### Texte de l'exercice
***

Adrien - Mercredi 22 Avril 2026

⚫ Première détection d'un trou noir primordial ?

L'Univers nous présente une énigme de taille: la majeure partie de sa matière, appelée matière noire, échappe à toute détection directe. Pourtant, son influence gravitationnelle est indéniable, ce qui remet en question notre vision classique de la composition du cosmos.

Dans la recherche de réponse, une piste nouvelle se dessine aujourd'hui avec les ondes gravitationnelles, ces vibrations de l'espace-temps prédites par Einstein. Détectées pour la première fois en 2015, elles constituent un outil pour sonder des phénomènes autrement invisibles, comme la collision d'objets très denses. L'analyse récente d'un curieux signal enregistré par l'observatoire en ondes gravitationnelles LIGO apporte un indice intéressant, si ce n'est troublant.


Le signal étudié provient d'une fusion impliquant au moins un objet très dense mais moins massif que le Soleil. Une caractéristique qui va à l'encontre de ce que l'on connait des plus petits trous noirs, les trous noirs stellaires issus de l'effondrement d'étoiles supermassives, bien plus massives que notre Soleil.

***

### Contenu des données
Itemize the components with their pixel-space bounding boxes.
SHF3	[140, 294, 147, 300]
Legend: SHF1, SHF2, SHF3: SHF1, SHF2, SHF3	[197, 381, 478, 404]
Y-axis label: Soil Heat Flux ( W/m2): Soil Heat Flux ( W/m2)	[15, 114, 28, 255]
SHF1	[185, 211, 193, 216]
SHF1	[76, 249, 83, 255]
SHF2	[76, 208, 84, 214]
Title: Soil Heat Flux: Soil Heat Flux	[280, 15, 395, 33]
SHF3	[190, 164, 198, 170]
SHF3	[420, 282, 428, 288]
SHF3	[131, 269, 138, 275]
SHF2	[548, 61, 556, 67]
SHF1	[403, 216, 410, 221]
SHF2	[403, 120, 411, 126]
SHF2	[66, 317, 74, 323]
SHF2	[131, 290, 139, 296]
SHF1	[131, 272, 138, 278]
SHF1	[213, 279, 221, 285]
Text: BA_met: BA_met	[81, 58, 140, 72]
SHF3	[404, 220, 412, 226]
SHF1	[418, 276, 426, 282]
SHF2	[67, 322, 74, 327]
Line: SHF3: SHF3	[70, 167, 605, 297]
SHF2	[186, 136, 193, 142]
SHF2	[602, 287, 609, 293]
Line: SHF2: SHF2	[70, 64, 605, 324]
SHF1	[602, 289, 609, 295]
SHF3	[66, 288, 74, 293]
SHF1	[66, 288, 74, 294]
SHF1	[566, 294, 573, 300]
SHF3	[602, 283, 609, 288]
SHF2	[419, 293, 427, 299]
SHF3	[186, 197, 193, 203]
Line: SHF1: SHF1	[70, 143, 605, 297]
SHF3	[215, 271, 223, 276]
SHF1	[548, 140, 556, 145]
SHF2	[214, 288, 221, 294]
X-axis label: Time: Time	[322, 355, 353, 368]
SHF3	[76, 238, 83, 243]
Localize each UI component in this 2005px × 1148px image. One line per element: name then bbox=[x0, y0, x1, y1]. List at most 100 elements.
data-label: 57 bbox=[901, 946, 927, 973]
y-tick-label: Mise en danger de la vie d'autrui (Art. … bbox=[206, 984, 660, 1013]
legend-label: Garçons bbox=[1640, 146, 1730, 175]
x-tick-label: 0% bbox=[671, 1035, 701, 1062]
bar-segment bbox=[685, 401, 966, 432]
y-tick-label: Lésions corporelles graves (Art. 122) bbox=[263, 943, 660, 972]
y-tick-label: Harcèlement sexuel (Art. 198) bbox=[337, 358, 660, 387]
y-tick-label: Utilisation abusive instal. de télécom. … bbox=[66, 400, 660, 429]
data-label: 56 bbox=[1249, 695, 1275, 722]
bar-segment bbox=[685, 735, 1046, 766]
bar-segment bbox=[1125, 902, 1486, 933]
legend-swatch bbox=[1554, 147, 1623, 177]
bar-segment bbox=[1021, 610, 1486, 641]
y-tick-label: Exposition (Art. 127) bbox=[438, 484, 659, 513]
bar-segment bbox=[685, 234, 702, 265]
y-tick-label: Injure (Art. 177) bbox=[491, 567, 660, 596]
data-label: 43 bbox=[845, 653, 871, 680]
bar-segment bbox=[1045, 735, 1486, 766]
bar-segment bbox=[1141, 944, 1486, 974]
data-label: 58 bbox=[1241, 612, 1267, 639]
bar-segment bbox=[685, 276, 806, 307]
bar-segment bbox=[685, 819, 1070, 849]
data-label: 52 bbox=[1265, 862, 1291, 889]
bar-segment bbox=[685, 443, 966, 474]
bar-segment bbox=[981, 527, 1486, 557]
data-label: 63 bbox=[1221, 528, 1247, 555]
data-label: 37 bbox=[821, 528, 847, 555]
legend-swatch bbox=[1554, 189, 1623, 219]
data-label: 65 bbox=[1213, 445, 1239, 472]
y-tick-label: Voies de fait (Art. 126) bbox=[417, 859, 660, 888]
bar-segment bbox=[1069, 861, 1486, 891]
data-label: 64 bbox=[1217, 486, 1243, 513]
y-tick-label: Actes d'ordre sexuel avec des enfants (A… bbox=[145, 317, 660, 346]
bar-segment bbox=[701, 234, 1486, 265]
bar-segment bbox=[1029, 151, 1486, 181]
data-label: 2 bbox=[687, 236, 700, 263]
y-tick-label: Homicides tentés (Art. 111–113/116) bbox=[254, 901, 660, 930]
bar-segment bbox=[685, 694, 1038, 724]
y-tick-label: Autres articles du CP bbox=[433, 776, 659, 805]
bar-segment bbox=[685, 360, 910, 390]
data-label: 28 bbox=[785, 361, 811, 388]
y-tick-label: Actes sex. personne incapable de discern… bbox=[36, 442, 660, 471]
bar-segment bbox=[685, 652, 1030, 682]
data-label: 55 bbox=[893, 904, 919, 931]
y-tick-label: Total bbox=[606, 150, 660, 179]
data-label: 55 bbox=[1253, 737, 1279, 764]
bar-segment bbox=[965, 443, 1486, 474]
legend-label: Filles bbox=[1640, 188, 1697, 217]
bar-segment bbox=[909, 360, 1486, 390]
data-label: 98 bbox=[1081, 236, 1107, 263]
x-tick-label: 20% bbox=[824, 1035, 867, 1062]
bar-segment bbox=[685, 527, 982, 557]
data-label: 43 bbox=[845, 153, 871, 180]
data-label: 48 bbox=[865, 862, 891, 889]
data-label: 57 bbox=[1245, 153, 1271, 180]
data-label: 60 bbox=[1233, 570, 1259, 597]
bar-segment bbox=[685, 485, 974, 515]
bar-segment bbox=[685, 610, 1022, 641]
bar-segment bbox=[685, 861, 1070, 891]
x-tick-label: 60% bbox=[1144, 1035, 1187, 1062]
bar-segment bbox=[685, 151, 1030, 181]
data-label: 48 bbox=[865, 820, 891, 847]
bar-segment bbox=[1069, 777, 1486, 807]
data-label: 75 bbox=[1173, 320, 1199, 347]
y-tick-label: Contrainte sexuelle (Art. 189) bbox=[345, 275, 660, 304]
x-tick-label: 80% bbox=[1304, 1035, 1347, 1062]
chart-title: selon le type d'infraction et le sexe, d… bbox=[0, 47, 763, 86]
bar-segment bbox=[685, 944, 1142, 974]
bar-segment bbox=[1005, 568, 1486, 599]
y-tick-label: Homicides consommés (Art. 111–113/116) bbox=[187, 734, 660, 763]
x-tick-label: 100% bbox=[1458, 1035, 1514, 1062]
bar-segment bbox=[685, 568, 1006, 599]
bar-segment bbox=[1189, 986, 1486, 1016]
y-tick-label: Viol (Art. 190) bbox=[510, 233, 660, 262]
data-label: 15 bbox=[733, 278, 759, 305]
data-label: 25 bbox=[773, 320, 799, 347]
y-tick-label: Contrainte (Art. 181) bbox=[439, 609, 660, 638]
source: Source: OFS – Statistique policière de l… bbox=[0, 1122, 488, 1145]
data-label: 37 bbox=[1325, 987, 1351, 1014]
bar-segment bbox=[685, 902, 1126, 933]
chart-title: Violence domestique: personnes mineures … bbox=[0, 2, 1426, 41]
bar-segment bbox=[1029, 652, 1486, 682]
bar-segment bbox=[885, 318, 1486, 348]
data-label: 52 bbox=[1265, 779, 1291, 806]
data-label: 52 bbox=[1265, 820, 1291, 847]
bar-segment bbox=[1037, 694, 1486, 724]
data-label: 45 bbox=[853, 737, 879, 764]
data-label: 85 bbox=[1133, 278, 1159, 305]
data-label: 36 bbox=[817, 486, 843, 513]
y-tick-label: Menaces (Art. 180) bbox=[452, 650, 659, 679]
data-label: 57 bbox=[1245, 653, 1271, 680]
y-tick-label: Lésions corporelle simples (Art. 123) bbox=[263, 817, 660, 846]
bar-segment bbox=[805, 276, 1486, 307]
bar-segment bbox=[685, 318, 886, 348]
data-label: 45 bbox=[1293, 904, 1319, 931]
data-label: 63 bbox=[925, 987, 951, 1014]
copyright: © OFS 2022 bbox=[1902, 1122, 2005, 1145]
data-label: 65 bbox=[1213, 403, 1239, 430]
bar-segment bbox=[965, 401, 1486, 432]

***

### Consignes de l'exercice
**A)** D'après le texte de l'exercice, en quelle année les ondes gravitationnelles ont-elles été détectées pour la première fois ?
**B)** Comment traduire en anglais cette phrase du texte de l'exercice : « Le signal étudié provient d'une fusion impliquant au moins un objet très dense mais moins massif que le Soleil. » ?
Le listing n'a aucun lien avec le texte de l'exercice.

### Réponses par consigne
**A)** En 2015.

**B)** The signal studied comes from a merger involving at least one very dense object that is nevertheless less massive than the Sun.